→ PROVIDED INFORMATION
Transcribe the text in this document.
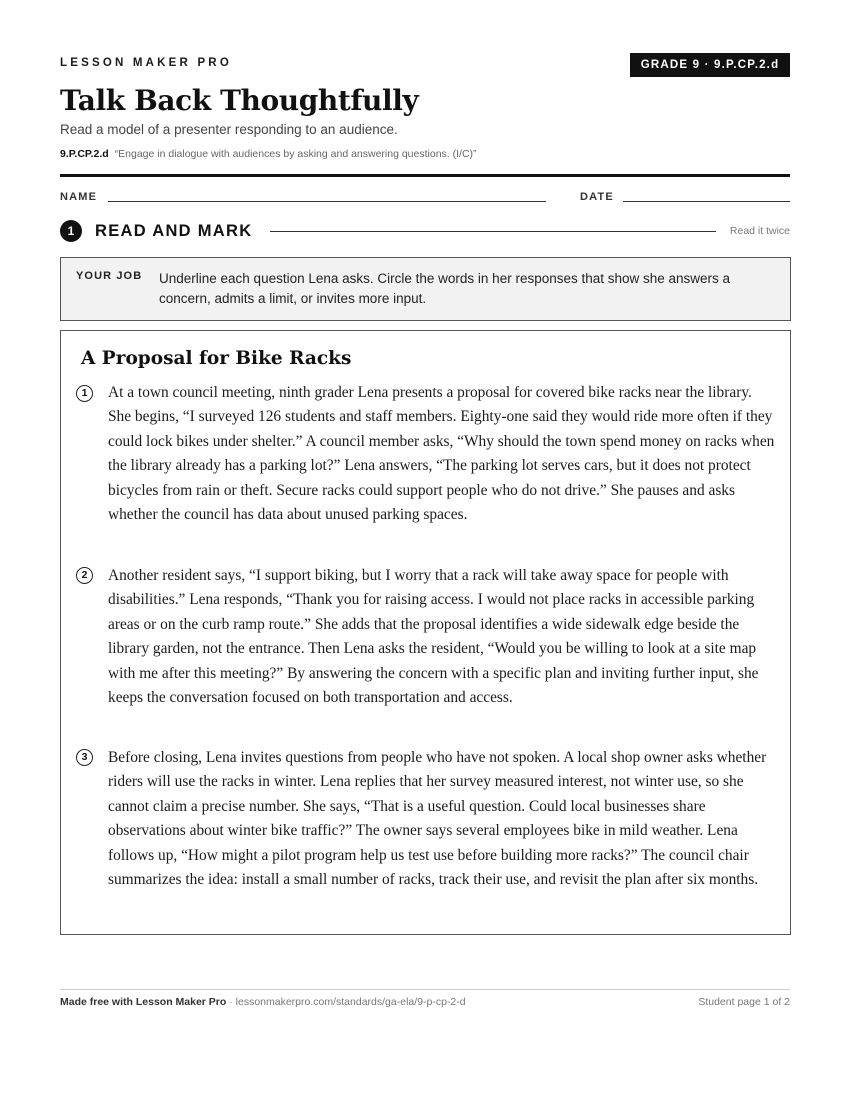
LESSON MAKER PRO	GRADE 9 · 9.P.CP.2.d
Talk Back Thoughtfully
Read a model of a presenter responding to an audience.
9.P.CP.2.d “Engage in dialogue with audiences by asking and answering questions. (I/C)”
NAME	DATE
1	READ AND MARK	Read it twice
YOUR JOB Underline each question Lena asks. Circle the words in her responses that show she answers a concern, admits a limit, or invites more input.
A Proposal for Bike Racks
1	At a town council meeting, ninth grader Lena presents a proposal for covered bike racks near the library. She begins, “I surveyed 126 students and staff members. Eighty-one said they would ride more often if they could lock bikes under shelter.” A council member asks, “Why should the town spend money on racks when the library already has a parking lot?” Lena answers, “The parking lot serves cars, but it does not protect bicycles from rain or theft. Secure racks could support people who do not drive.” She pauses and asks whether the council has data about unused parking spaces.
2	Another resident says, “I support biking, but I worry that a rack will take away space for people with disabilities.” Lena responds, “Thank you for raising access. I would not place racks in accessible parking areas or on the curb ramp route.” She adds that the proposal identifies a wide sidewalk edge beside the library garden, not the entrance. Then Lena asks the resident, “Would you be willing to look at a site map with me after this meeting?” By answering the concern with a specific plan and inviting further input, she keeps the conversation focused on both transportation and access.
3	Before closing, Lena invites questions from people who have not spoken. A local shop owner asks whether riders will use the racks in winter. Lena replies that her survey measured interest, not winter use, so she cannot claim a precise number. She says, “That is a useful question. Could local businesses share observations about winter bike traffic?” The owner says several employees bike in mild weather. Lena follows up, “How might a pilot program help us test use before building more racks?” The council chair summarizes the idea: install a small number of racks, track their use, and revisit the plan after six months.
Made free with Lesson Maker Pro · lessonmakerpro.com/standards/ga-ela/9-p-cp-2-d	Student page 1 of 2
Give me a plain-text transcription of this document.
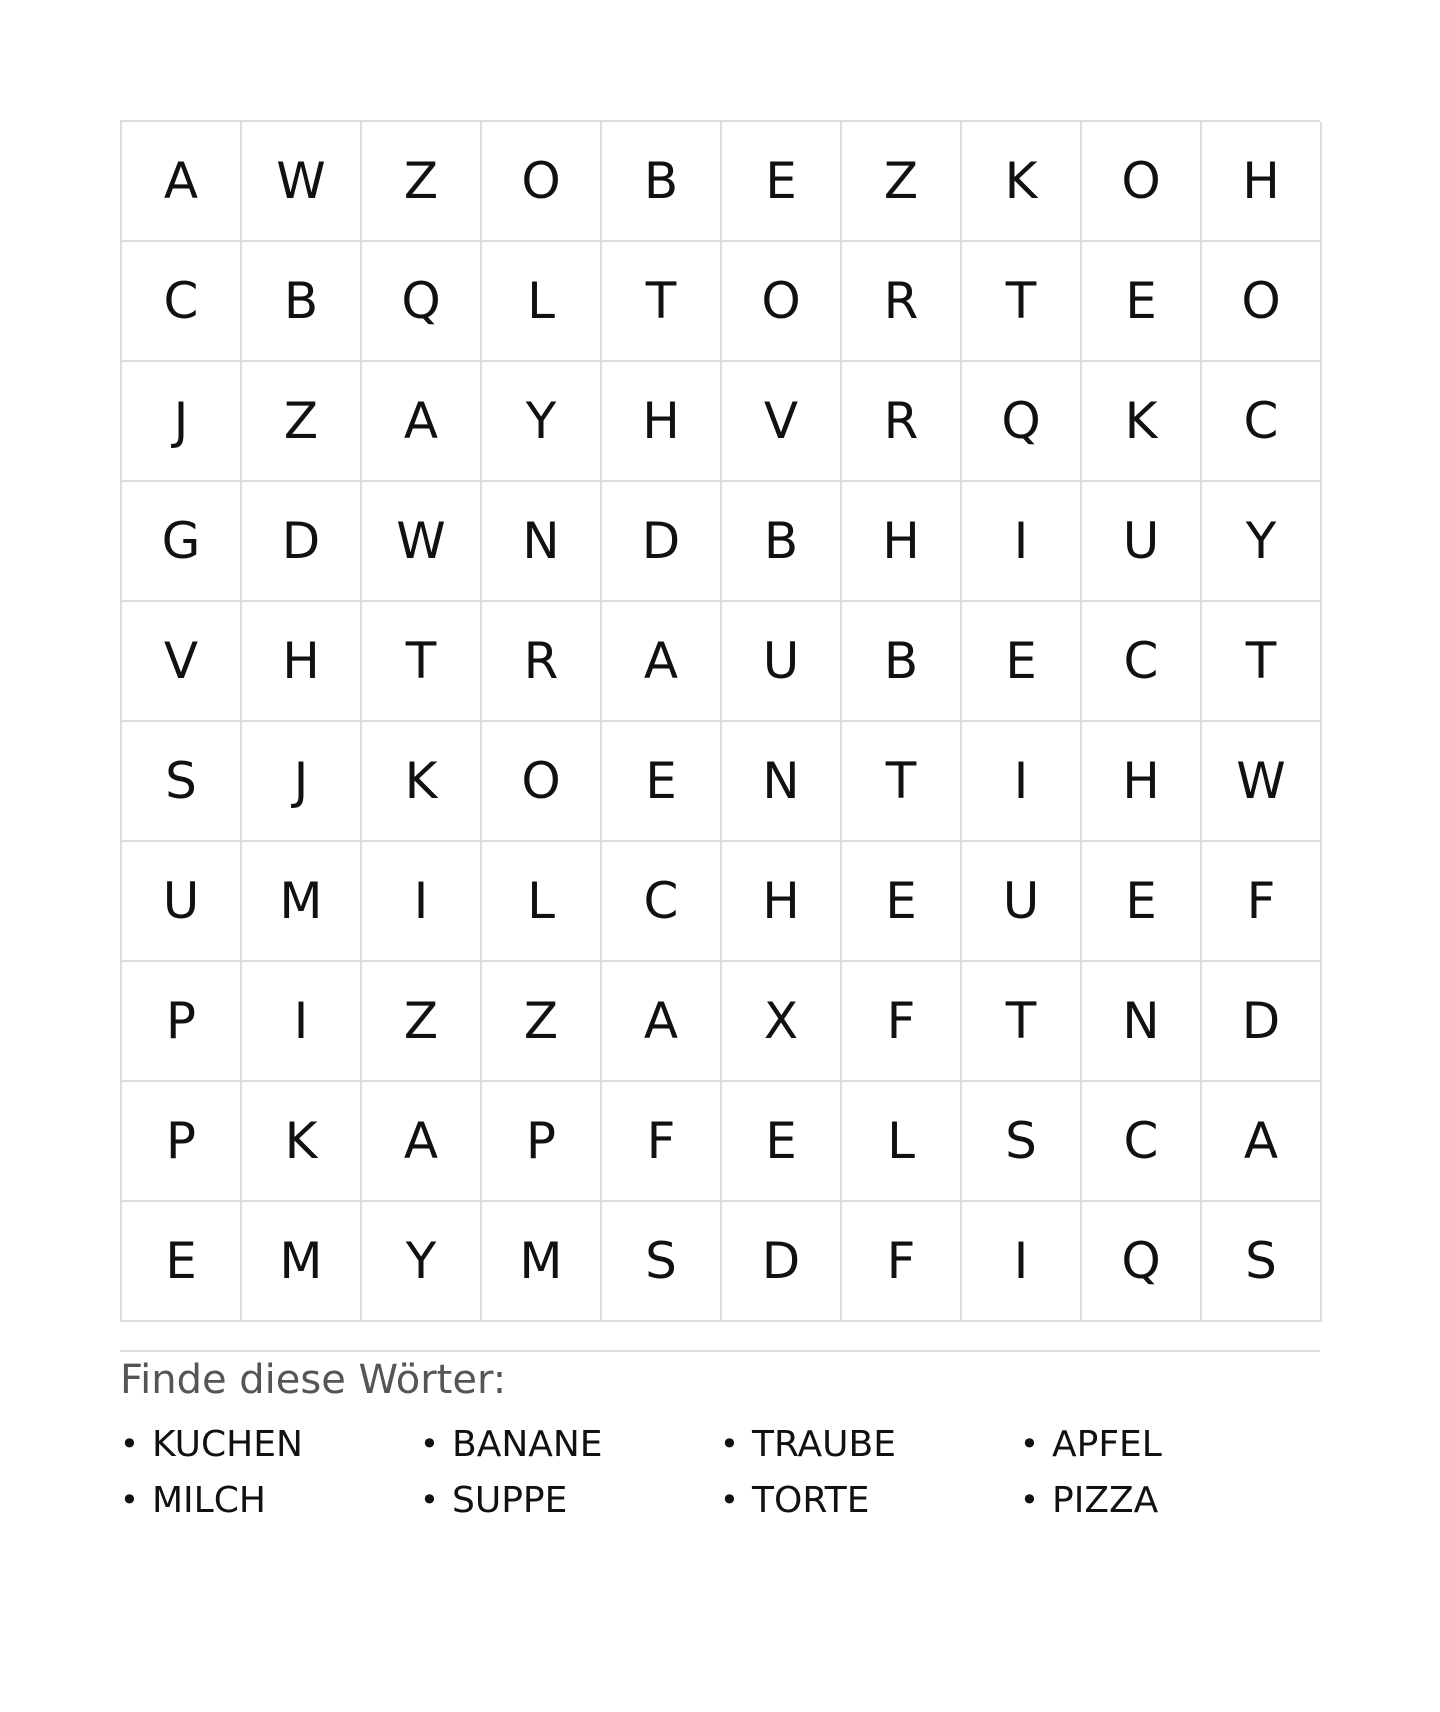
A	W	Z	O	B	E	Z	K	O	H
C	B	Q	L	T	O	R	T	E	O
J	Z	A	Y	H	V	R	Q	K	C
G	D	W	N	D	B	H	I	U	Y
V	H	T	R	A	U	B	E	C	T
S	J	K	O	E	N	T	I	H	W
U	M	I	L	C	H	E	U	E	F
P	I	Z	Z	A	X	F	T	N	D
P	K	A	P	F	E	L	S	C	A
E	M	Y	M	S	D	F	I	Q	S
Finde diese Wörter:
• KUCHEN	• BANANE	• TRAUBE	• APFEL
• MILCH	• SUPPE	• TORTE	• PIZZA
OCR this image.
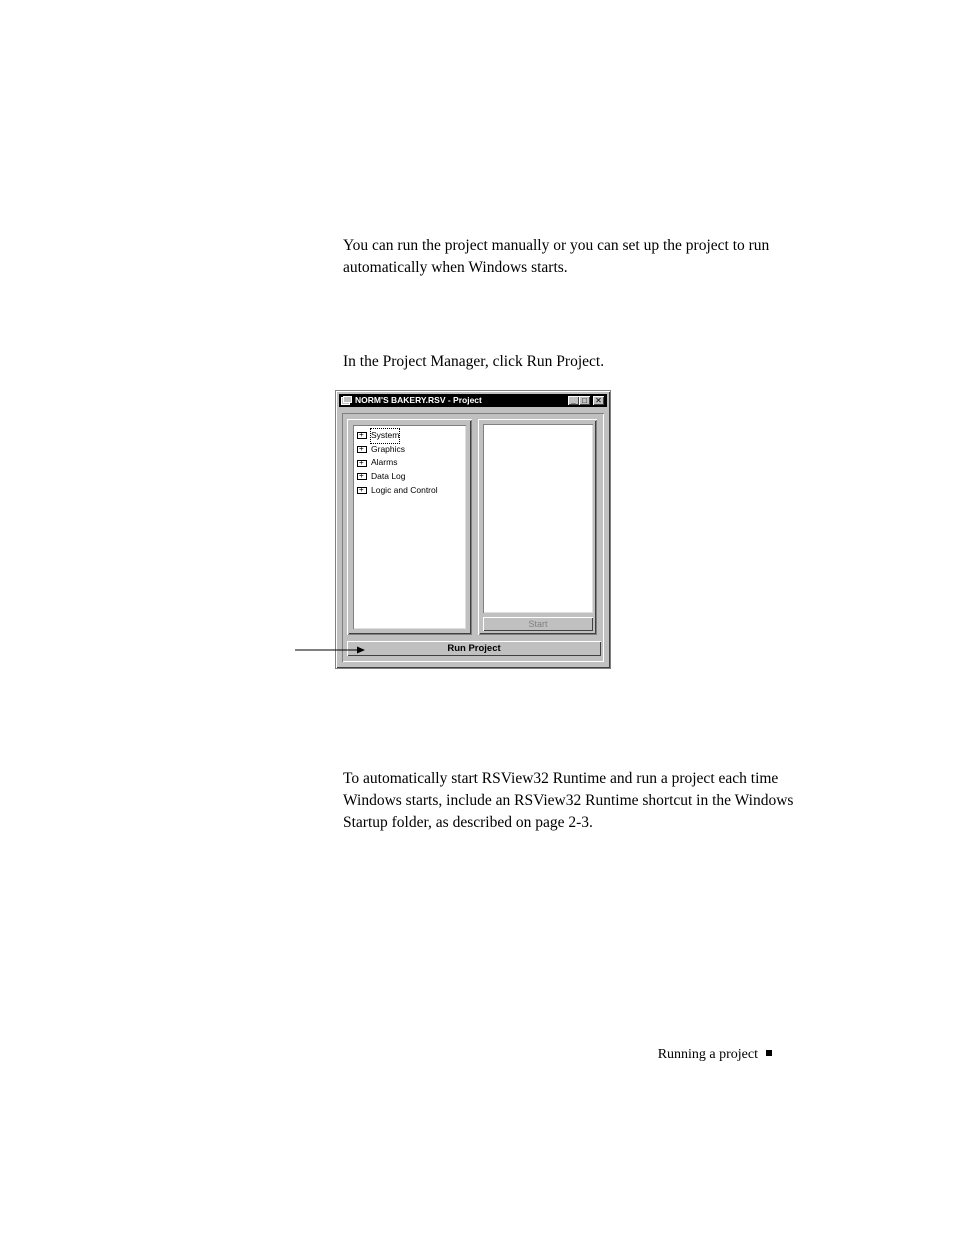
You can run the project manually or you can set up the project to run automatically when Windows starts.

In the Project Manager, click Run Project.

NORM'S BAKERY.RSV - Project	_ □	✕
+
System
+
Graphics
+
Alarms
+
Data Log
+
Logic and Control
Start
Run Project

To automatically start RSView32 Runtime and run a project each time Windows starts, include an RSView32 Runtime shortcut in the Windows Startup folder, as described on page 2-3.

Running a project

→ REQUIRED TASK
In the records above, find the line containing "Give me a plain-text". Reproduce it and every line after it through the last line, omitting pictures.

→ RESULT OF THE TASK
Give me a plain-text transcription of this document.
A	W	Z	O	B	E	Z	K	O	H
C	B	Q	L	T	O	R	T	E	O
J	Z	A	Y	H	V	R	Q	K	C
G	D	W	N	D	B	H	I	U	Y
V	H	T	R	A	U	B	E	C	T
S	J	K	O	E	N	T	I	H	W
U	M	I	L	C	H	E	U	E	F
P	I	Z	Z	A	X	F	T	N	D
P	K	A	P	F	E	L	S	C	A
E	M	Y	M	S	D	F	I	Q	S
Finde diese Wörter:
• KUCHEN	• BANANE	• TRAUBE	• APFEL
• MILCH	• SUPPE	• TORTE	• PIZZA
OCR this image.
You can run the project manually or you can set up the project to run automatically when Windows starts.

In the Project Manager, click Run Project.

NORM'S BAKERY.RSV - Project	_ □	✕
+
System
+
Graphics
+
Alarms
+
Data Log
+
Logic and Control
Start
Run Project

To automatically start RSView32 Runtime and run a project each time Windows starts, include an RSView32 Runtime shortcut in the Windows Startup folder, as described on page 2-3.

Running a project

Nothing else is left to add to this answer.